SET PROBLEM – Work through the data below line by line and say how many lines hold "конц"; give only the number.

(Entries taken from a collection)
- - - -

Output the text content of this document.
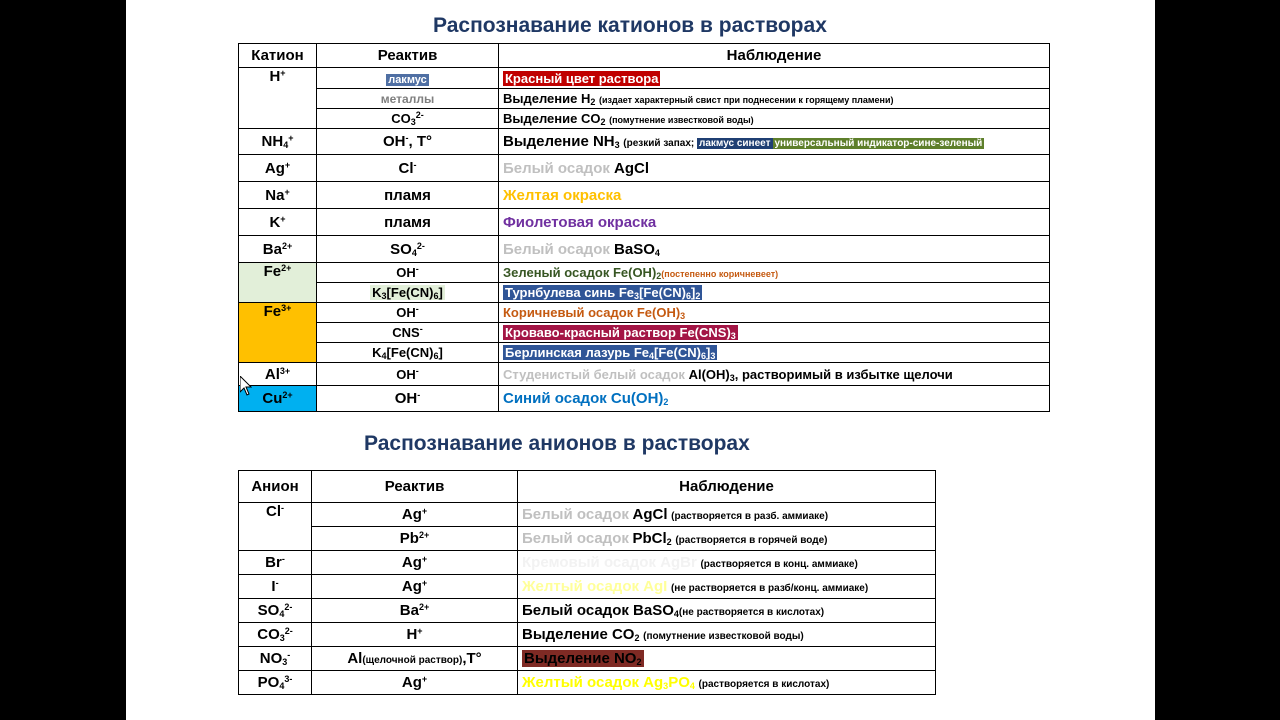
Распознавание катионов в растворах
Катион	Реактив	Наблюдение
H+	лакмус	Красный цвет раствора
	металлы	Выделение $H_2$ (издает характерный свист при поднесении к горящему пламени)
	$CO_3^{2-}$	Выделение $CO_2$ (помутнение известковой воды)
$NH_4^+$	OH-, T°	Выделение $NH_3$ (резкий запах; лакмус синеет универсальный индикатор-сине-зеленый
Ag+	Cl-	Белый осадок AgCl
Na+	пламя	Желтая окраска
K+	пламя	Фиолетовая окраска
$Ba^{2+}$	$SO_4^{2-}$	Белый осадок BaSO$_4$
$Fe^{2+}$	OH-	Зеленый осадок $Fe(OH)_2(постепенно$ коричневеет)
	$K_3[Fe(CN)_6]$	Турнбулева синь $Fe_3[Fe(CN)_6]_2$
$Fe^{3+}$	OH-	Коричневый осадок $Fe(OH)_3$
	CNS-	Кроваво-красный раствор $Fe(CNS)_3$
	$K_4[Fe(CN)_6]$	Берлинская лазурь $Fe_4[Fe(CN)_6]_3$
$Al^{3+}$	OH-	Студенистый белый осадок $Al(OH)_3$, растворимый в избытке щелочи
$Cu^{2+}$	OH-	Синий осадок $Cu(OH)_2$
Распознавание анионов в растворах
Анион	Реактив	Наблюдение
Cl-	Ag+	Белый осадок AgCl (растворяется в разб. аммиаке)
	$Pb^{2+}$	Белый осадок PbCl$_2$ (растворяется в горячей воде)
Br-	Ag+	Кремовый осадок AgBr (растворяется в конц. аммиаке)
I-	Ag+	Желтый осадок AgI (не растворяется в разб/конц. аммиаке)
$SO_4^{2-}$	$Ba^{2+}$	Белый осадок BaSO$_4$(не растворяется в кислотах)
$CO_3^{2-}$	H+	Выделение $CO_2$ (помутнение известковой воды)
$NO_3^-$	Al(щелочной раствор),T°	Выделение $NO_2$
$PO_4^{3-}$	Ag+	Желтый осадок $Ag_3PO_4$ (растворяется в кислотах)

- - - -

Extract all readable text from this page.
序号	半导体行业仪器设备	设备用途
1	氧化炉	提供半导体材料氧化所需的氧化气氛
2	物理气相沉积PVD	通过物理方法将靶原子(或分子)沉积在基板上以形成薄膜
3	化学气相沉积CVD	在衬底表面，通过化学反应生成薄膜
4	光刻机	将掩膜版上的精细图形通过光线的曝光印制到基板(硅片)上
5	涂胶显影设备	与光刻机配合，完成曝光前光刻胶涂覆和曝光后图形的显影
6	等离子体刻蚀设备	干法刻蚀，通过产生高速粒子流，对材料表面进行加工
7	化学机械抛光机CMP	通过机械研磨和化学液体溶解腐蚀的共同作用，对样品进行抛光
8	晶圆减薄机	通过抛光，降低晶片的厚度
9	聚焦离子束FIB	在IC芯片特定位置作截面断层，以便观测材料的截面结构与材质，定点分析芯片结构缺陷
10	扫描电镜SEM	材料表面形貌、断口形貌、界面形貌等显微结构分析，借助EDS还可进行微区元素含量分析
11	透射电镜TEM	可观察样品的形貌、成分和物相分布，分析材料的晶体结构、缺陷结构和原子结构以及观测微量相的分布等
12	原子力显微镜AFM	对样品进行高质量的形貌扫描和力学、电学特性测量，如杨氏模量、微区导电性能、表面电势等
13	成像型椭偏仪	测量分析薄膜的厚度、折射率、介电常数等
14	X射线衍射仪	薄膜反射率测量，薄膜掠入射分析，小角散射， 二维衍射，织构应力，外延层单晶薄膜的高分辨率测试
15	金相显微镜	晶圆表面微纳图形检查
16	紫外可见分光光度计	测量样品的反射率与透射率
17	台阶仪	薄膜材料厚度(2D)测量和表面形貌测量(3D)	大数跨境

- - - -

WORKED ANSWER – 2